### TO BE DONE
Go through the data below. Pull out every line that has the word "Biden".

### LISTING
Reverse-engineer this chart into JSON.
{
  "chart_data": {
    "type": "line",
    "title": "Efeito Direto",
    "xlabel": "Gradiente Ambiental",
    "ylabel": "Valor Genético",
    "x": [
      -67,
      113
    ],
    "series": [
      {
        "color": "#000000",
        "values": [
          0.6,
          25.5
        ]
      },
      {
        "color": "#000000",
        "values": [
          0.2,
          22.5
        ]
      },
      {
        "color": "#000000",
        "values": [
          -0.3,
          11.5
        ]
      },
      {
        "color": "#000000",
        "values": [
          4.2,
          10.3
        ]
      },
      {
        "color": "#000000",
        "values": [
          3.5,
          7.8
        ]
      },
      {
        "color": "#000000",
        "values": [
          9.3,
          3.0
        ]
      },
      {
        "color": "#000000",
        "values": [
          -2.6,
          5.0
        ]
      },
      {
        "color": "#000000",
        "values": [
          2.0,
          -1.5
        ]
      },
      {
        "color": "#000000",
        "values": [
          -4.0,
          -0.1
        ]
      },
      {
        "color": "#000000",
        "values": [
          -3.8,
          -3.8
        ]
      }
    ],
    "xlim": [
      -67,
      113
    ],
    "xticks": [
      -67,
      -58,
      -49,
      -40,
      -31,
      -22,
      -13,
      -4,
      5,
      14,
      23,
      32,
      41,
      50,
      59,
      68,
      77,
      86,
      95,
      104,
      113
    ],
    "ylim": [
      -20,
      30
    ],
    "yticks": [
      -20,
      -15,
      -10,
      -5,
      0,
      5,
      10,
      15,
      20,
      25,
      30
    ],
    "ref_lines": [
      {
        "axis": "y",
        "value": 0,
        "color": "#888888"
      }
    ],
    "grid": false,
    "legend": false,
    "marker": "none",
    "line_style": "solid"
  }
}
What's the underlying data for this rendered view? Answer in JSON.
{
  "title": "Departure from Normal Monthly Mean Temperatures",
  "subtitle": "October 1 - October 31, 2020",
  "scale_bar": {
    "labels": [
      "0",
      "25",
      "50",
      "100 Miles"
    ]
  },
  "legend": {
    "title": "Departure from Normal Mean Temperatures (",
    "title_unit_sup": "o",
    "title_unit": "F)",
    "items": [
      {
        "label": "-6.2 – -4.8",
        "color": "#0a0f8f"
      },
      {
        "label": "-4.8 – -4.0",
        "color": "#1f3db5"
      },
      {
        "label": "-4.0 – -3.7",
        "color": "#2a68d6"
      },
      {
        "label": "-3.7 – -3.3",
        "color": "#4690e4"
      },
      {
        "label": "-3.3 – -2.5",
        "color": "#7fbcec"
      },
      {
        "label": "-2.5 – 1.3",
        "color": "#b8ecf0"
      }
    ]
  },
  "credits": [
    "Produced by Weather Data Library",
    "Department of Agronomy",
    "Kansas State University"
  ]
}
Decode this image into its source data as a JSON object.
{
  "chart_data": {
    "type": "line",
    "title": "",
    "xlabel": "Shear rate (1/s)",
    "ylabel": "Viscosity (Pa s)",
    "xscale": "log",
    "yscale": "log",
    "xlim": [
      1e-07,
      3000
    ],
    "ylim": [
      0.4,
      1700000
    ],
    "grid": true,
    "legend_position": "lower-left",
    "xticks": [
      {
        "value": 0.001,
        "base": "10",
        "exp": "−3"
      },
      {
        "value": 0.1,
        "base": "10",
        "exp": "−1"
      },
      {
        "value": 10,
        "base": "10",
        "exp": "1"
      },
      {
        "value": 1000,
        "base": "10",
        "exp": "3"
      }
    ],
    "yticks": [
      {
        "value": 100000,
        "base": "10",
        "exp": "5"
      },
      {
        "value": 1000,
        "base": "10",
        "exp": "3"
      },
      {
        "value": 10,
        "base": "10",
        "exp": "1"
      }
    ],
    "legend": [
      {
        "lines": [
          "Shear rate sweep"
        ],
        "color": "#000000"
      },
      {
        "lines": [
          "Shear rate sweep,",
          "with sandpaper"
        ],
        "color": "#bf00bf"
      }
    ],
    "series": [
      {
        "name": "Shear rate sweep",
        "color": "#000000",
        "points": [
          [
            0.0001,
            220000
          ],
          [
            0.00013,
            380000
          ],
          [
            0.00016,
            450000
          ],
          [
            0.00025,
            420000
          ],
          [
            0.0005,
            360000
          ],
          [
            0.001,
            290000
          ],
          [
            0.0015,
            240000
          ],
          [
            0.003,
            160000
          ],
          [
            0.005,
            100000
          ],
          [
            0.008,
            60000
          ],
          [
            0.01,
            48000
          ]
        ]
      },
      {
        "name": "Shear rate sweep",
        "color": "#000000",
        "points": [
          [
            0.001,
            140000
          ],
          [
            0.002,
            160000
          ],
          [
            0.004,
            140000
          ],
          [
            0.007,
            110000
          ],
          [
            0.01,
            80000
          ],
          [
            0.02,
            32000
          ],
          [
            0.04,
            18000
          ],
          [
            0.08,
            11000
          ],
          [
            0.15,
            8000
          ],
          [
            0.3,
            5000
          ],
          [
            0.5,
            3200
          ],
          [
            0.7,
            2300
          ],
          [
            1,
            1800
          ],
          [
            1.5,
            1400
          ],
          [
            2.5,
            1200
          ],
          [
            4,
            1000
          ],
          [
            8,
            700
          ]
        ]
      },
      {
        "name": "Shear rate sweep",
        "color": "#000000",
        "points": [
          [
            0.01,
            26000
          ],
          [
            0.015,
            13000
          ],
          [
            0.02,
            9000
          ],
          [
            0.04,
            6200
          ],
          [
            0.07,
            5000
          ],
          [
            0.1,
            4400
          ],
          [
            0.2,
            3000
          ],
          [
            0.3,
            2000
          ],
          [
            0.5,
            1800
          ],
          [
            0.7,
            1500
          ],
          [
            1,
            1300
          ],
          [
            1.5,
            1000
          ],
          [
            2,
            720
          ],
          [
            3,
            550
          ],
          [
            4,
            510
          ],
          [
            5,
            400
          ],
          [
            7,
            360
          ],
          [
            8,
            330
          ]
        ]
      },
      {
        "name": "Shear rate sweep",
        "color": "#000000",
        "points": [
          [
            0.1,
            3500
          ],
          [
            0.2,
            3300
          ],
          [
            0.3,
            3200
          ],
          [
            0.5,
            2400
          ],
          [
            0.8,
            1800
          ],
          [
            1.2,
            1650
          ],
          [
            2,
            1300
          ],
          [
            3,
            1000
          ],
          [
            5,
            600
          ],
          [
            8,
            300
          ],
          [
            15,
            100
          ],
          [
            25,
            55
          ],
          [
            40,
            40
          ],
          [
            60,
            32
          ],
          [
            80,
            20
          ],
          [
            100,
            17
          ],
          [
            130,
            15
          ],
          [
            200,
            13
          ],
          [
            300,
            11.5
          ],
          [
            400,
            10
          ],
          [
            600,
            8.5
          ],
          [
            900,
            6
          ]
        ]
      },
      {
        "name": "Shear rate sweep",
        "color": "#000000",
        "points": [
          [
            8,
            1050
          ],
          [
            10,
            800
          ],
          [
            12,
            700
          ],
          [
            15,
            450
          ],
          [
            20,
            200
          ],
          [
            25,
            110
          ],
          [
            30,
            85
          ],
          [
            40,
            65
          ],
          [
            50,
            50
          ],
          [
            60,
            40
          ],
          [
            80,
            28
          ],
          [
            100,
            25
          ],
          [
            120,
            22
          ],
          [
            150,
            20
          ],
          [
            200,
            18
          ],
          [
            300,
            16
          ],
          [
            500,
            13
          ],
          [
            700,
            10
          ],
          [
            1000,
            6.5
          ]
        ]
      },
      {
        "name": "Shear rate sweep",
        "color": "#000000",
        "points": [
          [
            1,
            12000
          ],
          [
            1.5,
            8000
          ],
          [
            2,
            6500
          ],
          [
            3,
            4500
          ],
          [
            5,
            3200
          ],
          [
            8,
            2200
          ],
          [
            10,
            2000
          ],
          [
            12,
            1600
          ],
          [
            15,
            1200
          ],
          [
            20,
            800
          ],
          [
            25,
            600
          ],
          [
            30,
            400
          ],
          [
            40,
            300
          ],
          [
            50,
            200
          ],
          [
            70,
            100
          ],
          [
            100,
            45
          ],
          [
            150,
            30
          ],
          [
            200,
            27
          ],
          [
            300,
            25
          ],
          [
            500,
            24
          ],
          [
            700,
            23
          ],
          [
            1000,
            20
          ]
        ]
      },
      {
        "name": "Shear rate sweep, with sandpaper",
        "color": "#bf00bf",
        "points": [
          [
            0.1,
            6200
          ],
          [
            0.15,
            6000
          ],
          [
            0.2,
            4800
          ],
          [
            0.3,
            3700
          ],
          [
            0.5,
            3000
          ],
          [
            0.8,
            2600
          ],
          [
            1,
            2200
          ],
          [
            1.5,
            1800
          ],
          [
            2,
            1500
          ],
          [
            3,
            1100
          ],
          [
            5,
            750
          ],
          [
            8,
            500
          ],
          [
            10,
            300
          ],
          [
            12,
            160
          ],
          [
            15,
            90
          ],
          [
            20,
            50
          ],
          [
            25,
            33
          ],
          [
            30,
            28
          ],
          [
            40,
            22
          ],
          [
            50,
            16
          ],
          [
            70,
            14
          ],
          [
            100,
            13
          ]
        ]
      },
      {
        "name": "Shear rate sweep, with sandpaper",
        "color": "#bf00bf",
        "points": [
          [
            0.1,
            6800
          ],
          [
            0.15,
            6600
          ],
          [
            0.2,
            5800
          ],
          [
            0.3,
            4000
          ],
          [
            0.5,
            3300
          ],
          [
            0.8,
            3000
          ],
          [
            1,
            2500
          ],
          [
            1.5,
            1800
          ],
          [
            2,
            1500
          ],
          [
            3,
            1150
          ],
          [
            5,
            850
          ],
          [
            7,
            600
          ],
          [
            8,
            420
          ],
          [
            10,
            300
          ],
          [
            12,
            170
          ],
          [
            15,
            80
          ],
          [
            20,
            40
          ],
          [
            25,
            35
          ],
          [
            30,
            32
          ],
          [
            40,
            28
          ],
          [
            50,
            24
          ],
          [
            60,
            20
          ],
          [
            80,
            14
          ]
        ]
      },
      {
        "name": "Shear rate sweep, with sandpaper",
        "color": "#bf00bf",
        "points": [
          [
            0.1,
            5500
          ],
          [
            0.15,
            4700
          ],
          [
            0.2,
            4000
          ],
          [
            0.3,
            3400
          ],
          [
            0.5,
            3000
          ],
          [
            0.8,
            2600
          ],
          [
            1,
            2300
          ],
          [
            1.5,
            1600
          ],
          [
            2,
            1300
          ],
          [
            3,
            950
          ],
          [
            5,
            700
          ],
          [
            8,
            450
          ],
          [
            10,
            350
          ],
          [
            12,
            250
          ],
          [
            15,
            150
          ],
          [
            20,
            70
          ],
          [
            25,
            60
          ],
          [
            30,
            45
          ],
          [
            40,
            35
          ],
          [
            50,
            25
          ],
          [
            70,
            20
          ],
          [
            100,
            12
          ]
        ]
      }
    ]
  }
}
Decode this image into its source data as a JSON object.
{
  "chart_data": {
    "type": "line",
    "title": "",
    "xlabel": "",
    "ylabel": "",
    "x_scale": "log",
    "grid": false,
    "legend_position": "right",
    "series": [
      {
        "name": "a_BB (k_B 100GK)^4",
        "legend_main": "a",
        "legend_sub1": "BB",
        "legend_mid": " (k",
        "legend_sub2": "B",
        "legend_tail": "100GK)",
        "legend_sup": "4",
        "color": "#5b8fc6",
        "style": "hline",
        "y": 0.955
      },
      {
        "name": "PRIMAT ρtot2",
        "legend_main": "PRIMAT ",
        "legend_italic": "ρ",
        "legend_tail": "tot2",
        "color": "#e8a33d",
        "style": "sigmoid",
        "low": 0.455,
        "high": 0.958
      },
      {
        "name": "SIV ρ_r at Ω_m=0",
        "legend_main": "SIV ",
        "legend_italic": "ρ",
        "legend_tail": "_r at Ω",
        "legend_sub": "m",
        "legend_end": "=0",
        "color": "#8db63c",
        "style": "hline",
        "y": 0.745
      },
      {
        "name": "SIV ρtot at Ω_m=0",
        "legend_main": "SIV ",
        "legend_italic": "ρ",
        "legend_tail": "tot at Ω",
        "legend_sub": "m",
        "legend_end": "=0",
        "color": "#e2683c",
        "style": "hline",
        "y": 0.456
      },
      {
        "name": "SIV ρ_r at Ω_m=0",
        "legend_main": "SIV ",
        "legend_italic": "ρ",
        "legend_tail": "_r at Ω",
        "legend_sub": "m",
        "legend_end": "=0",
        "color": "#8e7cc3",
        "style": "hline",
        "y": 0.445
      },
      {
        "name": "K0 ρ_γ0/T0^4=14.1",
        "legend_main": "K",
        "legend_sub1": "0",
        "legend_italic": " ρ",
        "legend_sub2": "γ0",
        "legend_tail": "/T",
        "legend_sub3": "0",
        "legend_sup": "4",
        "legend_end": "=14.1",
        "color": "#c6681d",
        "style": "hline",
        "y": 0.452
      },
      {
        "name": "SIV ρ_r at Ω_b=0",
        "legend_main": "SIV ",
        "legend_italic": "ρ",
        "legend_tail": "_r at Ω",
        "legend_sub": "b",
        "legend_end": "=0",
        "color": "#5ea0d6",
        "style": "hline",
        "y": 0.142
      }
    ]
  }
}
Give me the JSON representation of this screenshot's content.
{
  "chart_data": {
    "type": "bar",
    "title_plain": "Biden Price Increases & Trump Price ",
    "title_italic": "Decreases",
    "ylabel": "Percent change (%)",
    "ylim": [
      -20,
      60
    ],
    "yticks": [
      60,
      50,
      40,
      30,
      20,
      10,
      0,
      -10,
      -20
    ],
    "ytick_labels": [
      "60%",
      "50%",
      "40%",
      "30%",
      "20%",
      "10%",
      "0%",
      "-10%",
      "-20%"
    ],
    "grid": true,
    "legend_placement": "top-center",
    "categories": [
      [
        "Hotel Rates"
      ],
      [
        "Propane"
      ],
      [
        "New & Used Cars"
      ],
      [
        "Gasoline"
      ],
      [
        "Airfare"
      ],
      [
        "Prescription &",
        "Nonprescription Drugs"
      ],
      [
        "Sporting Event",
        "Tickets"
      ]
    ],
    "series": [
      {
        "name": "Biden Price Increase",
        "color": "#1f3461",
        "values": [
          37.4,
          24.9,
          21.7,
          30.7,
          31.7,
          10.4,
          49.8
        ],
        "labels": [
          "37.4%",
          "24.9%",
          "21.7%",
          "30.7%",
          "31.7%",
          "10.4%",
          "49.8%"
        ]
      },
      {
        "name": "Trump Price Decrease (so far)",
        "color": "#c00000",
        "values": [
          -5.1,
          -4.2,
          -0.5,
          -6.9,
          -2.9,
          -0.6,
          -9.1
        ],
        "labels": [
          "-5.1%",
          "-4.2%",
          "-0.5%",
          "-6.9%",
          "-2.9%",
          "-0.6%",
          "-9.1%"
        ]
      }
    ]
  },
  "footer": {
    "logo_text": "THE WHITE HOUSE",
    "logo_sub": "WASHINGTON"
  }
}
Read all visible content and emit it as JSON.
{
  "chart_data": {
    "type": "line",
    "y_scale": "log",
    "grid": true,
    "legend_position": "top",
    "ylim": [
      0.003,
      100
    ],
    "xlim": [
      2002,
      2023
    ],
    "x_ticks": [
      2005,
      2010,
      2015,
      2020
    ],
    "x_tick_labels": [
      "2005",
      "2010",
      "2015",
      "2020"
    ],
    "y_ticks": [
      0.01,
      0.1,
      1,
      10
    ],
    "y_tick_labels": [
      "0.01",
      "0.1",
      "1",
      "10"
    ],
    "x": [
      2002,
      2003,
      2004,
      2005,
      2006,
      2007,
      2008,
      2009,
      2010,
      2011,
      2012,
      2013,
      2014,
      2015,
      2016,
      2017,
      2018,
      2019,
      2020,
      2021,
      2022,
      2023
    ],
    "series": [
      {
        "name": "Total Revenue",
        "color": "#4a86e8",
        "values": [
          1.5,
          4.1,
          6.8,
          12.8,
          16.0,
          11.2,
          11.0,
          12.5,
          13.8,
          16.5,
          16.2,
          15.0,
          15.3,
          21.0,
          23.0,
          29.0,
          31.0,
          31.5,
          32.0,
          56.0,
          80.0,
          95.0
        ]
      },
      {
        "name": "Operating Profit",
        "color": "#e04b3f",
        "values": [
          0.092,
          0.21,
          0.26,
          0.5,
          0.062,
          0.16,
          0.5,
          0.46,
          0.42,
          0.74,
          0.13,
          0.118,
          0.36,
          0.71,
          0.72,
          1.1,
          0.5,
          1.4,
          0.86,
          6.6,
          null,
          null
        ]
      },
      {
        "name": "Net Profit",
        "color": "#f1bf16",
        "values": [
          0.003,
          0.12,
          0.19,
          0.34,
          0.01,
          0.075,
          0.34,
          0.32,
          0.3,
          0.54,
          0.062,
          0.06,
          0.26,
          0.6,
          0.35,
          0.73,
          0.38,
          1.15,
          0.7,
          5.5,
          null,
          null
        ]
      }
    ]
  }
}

### FINISHED EXERCISE
    "title_plain": "Biden Price Increases & Trump Price ",
        "name": "Biden Price Increase",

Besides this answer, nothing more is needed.